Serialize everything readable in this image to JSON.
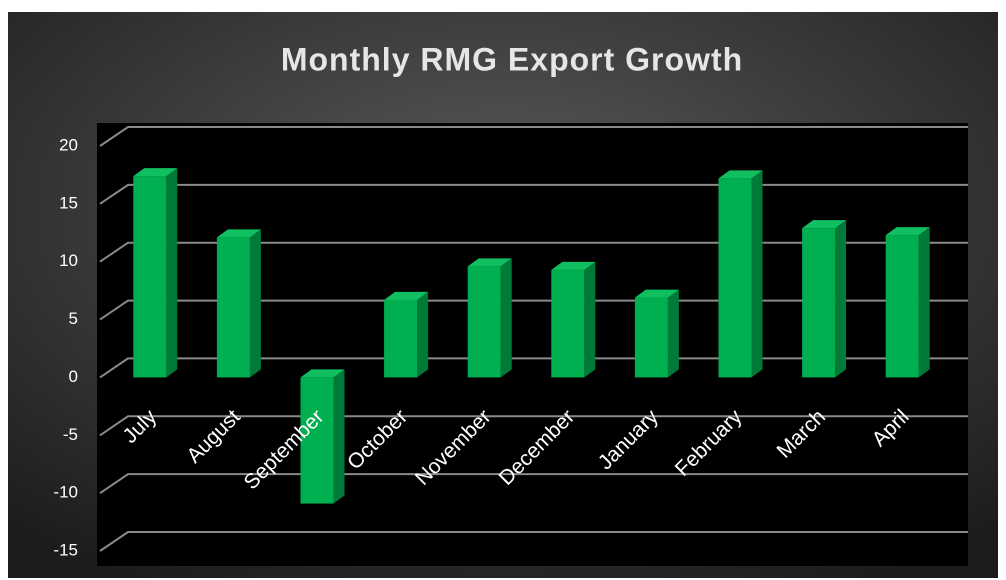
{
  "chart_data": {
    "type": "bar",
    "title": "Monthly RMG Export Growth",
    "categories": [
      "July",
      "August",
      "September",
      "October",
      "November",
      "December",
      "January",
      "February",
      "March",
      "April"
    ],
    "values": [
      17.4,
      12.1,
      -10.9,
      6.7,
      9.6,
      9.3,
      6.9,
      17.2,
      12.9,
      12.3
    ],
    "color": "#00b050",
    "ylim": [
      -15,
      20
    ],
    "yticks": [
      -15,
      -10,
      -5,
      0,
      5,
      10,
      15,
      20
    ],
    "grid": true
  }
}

----------------

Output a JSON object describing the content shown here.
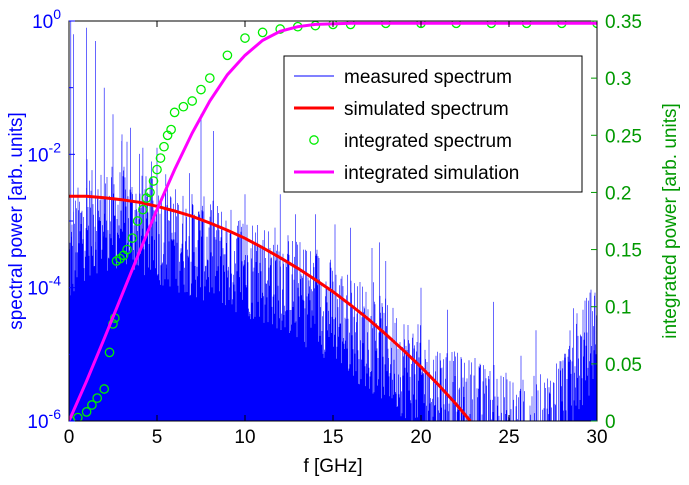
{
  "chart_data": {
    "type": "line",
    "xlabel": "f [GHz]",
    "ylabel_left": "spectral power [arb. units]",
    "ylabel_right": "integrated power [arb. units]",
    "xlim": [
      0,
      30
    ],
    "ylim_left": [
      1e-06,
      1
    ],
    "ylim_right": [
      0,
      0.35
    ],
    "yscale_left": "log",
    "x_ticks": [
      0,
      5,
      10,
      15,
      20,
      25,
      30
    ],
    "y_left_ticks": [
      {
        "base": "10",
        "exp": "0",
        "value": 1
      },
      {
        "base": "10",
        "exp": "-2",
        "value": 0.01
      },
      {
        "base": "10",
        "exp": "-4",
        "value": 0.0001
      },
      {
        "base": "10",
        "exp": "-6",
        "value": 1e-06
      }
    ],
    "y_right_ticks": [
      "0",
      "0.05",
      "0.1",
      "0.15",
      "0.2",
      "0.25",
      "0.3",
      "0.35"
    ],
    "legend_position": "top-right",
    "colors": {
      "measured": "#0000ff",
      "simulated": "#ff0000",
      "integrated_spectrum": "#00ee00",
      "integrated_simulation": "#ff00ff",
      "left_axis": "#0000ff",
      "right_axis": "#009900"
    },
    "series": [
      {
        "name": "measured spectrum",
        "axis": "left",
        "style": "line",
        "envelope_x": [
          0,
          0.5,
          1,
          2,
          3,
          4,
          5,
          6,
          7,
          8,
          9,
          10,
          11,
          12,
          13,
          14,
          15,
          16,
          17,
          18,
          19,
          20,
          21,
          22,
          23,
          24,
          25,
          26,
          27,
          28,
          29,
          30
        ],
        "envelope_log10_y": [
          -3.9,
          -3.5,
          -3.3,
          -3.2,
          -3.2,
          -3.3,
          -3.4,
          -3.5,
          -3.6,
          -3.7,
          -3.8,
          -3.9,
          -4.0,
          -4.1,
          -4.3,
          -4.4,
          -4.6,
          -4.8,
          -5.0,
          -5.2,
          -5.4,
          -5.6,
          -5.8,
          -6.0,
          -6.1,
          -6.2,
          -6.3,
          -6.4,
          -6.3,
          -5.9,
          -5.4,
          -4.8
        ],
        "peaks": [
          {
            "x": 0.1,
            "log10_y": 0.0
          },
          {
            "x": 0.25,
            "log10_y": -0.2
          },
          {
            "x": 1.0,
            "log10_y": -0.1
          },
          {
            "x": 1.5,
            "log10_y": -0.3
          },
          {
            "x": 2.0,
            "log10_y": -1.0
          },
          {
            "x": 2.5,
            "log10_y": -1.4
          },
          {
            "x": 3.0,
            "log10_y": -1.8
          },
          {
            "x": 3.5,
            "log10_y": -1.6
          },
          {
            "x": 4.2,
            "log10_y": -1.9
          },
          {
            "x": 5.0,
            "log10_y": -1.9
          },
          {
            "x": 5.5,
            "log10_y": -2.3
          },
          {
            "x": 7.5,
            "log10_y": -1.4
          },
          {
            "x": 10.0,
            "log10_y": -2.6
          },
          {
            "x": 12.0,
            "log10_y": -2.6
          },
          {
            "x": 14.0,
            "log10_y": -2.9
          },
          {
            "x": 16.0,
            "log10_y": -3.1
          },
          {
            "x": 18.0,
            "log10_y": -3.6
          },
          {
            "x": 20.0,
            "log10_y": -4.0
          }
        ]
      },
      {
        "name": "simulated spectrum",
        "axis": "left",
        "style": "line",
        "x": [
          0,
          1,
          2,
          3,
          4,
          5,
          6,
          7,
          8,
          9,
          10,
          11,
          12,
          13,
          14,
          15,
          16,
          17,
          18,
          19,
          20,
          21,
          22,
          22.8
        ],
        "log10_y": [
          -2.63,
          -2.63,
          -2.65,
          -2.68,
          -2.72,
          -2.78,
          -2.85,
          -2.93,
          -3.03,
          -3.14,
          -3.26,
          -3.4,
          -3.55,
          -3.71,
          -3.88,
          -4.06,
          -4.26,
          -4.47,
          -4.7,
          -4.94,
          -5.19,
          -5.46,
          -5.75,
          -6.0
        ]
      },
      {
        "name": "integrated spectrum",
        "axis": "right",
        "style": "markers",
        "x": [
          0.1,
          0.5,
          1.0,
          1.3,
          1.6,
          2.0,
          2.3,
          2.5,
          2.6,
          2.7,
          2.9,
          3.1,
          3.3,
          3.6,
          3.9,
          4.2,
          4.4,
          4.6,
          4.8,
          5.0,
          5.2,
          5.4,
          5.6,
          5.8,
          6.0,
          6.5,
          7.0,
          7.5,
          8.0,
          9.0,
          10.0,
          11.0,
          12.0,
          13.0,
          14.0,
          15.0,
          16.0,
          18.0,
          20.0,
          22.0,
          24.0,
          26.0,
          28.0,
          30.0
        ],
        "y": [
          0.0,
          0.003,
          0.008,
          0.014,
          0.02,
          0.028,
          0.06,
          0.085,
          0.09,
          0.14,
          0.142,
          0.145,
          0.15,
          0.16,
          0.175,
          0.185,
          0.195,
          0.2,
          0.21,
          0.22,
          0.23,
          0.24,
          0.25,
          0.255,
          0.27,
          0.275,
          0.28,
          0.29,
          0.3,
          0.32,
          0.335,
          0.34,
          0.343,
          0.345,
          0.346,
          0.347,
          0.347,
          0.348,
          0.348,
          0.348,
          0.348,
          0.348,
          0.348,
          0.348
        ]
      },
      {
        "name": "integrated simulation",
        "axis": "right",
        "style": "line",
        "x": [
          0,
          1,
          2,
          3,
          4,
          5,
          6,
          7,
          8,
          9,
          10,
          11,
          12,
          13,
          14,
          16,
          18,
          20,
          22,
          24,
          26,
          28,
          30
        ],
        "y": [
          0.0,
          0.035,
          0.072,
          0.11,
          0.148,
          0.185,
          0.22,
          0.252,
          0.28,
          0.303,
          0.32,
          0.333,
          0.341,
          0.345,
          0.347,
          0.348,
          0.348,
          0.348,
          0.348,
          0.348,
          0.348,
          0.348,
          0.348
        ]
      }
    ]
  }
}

----------------

**Stated problem**
Copy every line that contains the string "JSON".

**Answer to this task**
Serialize everything readable in this image to JSON.
Output a JSON object describing the content shown here.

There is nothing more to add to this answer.